▶ **What you should do**
Reproduce each line exactly.

▶ **Data for processing**
* START *

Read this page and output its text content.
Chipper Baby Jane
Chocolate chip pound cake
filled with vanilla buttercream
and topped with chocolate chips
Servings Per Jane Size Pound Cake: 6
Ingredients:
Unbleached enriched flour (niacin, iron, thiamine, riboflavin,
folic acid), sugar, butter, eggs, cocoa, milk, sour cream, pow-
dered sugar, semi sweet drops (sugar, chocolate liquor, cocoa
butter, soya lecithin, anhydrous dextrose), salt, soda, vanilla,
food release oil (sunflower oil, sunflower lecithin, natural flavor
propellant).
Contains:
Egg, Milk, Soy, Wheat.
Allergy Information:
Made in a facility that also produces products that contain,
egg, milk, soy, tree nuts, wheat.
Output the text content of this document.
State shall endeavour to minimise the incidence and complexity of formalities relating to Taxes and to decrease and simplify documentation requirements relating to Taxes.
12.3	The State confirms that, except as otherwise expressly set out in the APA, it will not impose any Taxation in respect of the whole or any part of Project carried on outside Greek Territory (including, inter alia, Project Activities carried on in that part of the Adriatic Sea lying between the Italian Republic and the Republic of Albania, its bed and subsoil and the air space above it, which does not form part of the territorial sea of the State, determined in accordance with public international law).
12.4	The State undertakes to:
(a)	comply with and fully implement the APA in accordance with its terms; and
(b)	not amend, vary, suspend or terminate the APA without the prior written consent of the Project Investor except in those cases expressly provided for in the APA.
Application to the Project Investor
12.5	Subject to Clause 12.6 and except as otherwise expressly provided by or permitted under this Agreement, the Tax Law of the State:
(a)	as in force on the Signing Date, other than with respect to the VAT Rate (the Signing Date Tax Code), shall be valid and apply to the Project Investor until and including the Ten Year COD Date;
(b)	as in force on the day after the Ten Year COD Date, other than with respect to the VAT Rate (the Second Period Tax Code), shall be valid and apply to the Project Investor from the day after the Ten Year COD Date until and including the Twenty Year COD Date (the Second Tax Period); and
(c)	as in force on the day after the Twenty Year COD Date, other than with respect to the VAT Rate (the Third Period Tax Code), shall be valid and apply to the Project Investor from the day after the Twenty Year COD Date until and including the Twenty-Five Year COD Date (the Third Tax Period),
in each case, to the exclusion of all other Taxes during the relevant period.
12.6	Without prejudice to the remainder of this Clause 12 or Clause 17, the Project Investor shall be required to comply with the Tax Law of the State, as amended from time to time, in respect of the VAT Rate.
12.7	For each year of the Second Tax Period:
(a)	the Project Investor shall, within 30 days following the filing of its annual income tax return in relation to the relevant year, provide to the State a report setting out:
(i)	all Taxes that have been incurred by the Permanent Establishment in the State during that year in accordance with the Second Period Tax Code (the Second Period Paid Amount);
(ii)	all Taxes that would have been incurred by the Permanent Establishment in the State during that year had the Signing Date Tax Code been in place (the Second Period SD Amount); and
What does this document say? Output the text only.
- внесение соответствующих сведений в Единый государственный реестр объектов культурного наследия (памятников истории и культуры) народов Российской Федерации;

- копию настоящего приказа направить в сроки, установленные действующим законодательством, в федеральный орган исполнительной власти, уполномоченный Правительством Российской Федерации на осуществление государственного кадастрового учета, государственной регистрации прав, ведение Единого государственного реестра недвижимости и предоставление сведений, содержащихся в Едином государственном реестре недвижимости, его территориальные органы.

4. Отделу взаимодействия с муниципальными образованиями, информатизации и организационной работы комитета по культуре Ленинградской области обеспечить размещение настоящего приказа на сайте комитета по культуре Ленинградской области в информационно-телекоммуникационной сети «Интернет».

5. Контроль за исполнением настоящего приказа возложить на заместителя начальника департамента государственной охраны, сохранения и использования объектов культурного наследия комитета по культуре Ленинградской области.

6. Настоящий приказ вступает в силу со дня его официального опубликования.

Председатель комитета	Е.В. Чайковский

* END *

▶ **Expected output**
Read this page and output its text content.
Chipper Baby Jane
Chocolate chip pound cake
filled with vanilla buttercream
and topped with chocolate chips
Servings Per Jane Size Pound Cake: 6
Ingredients:
Unbleached enriched flour (niacin, iron, thiamine, riboflavin,
folic acid), sugar, butter, eggs, cocoa, milk, sour cream, pow-
dered sugar, semi sweet drops (sugar, chocolate liquor, cocoa
butter, soya lecithin, anhydrous dextrose), salt, soda, vanilla,
food release oil (sunflower oil, sunflower lecithin, natural flavor
propellant).
Contains:
Egg, Milk, Soy, Wheat.
Allergy Information:
Made in a facility that also produces products that contain,
egg, milk, soy, tree nuts, wheat.
Output the text content of this document.
State shall endeavour to minimise the incidence and complexity of formalities relating to Taxes and to decrease and simplify documentation requirements relating to Taxes.
12.3	The State confirms that, except as otherwise expressly set out in the APA, it will not impose any Taxation in respect of the whole or any part of Project carried on outside Greek Territory (including, inter alia, Project Activities carried on in that part of the Adriatic Sea lying between the Italian Republic and the Republic of Albania, its bed and subsoil and the air space above it, which does not form part of the territorial sea of the State, determined in accordance with public international law).
12.4	The State undertakes to:
(a)	comply with and fully implement the APA in accordance with its terms; and
(b)	not amend, vary, suspend or terminate the APA without the prior written consent of the Project Investor except in those cases expressly provided for in the APA.
Application to the Project Investor
12.5	Subject to Clause 12.6 and except as otherwise expressly provided by or permitted under this Agreement, the Tax Law of the State:
(a)	as in force on the Signing Date, other than with respect to the VAT Rate (the Signing Date Tax Code), shall be valid and apply to the Project Investor until and including the Ten Year COD Date;
(b)	as in force on the day after the Ten Year COD Date, other than with respect to the VAT Rate (the Second Period Tax Code), shall be valid and apply to the Project Investor from the day after the Ten Year COD Date until and including the Twenty Year COD Date (the Second Tax Period); and
(c)	as in force on the day after the Twenty Year COD Date, other than with respect to the VAT Rate (the Third Period Tax Code), shall be valid and apply to the Project Investor from the day after the Twenty Year COD Date until and including the Twenty-Five Year COD Date (the Third Tax Period),
in each case, to the exclusion of all other Taxes during the relevant period.
12.6	Without prejudice to the remainder of this Clause 12 or Clause 17, the Project Investor shall be required to comply with the Tax Law of the State, as amended from time to time, in respect of the VAT Rate.
12.7	For each year of the Second Tax Period:
(a)	the Project Investor shall, within 30 days following the filing of its annual income tax return in relation to the relevant year, provide to the State a report setting out:
(i)	all Taxes that have been incurred by the Permanent Establishment in the State during that year in accordance with the Second Period Tax Code (the Second Period Paid Amount);
(ii)	all Taxes that would have been incurred by the Permanent Establishment in the State during that year had the Signing Date Tax Code been in place (the Second Period SD Amount); and
What does this document say? Output the text only.
- внесение соответствующих сведений в Единый государственный реестр объектов культурного наследия (памятников истории и культуры) народов Российской Федерации;

- копию настоящего приказа направить в сроки, установленные действующим законодательством, в федеральный орган исполнительной власти, уполномоченный Правительством Российской Федерации на осуществление государственного кадастрового учета, государственной регистрации прав, ведение Единого государственного реестра недвижимости и предоставление сведений, содержащихся в Едином государственном реестре недвижимости, его территориальные органы.

4. Отделу взаимодействия с муниципальными образованиями, информатизации и организационной работы комитета по культуре Ленинградской области обеспечить размещение настоящего приказа на сайте комитета по культуре Ленинградской области в информационно-телекоммуникационной сети «Интернет».

5. Контроль за исполнением настоящего приказа возложить на заместителя начальника департамента государственной охраны, сохранения и использования объектов культурного наследия комитета по культуре Ленинградской области.

6. Настоящий приказ вступает в силу со дня его официального опубликования.

Председатель комитета	Е.В. Чайковский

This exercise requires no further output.